JOB – Looking at the listing, state how many of its lines contain the string "this". Write only the number.
[start]
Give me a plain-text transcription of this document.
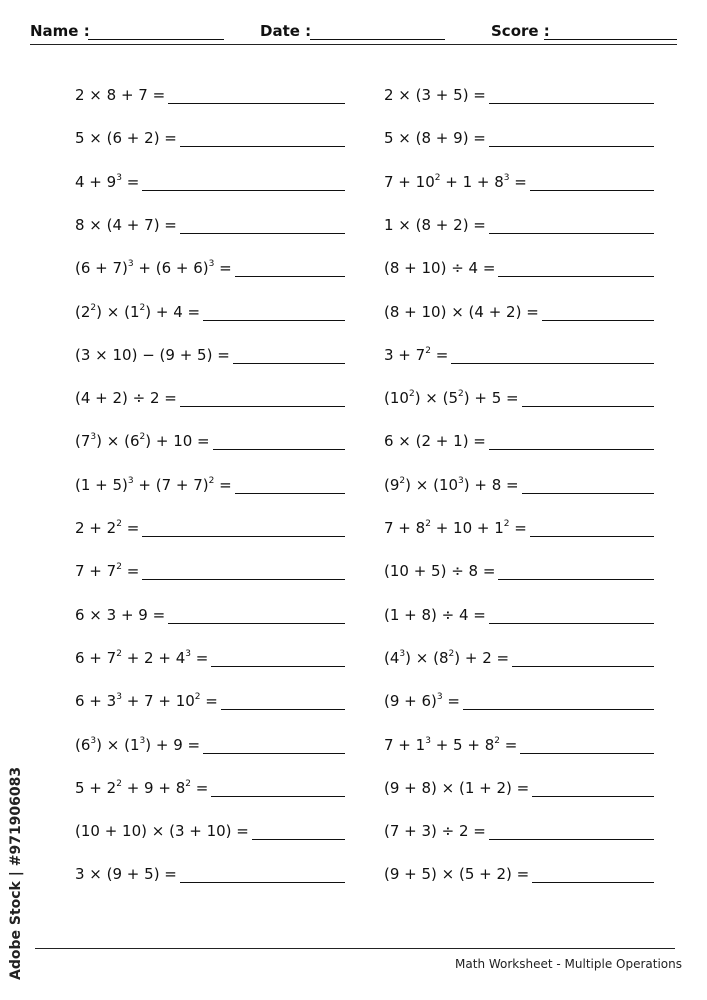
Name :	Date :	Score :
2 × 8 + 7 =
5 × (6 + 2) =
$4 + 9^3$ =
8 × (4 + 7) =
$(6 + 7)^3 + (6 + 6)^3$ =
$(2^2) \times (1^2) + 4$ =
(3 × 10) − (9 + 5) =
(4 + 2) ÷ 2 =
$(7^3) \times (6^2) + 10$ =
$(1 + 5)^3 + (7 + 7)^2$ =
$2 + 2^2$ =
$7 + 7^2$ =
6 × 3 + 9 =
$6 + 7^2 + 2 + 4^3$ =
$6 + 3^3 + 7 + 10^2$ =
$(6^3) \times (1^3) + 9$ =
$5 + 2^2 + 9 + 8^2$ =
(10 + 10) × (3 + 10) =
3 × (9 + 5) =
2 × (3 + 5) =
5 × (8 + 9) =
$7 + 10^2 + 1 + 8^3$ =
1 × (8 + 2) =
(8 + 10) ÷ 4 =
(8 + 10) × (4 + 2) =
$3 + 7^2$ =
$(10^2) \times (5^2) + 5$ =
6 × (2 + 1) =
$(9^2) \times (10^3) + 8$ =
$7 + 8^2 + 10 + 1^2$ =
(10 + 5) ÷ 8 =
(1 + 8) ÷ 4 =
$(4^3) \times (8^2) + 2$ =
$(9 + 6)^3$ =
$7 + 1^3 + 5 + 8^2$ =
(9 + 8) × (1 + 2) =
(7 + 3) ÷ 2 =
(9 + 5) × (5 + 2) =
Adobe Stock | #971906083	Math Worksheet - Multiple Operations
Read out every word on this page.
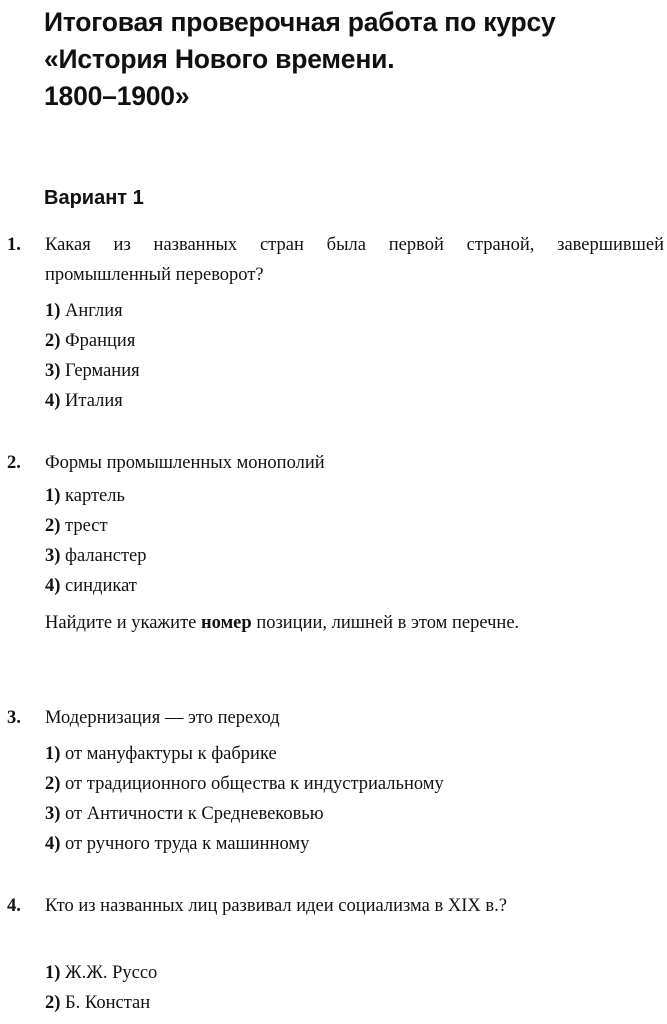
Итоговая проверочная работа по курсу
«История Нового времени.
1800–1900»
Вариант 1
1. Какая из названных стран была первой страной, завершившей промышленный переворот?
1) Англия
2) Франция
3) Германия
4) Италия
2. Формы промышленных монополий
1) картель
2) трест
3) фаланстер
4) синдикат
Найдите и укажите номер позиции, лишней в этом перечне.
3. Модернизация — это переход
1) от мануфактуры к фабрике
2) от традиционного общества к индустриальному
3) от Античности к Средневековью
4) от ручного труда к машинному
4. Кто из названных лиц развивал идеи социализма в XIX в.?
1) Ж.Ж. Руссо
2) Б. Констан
[end]
TASK RESPONSE – 2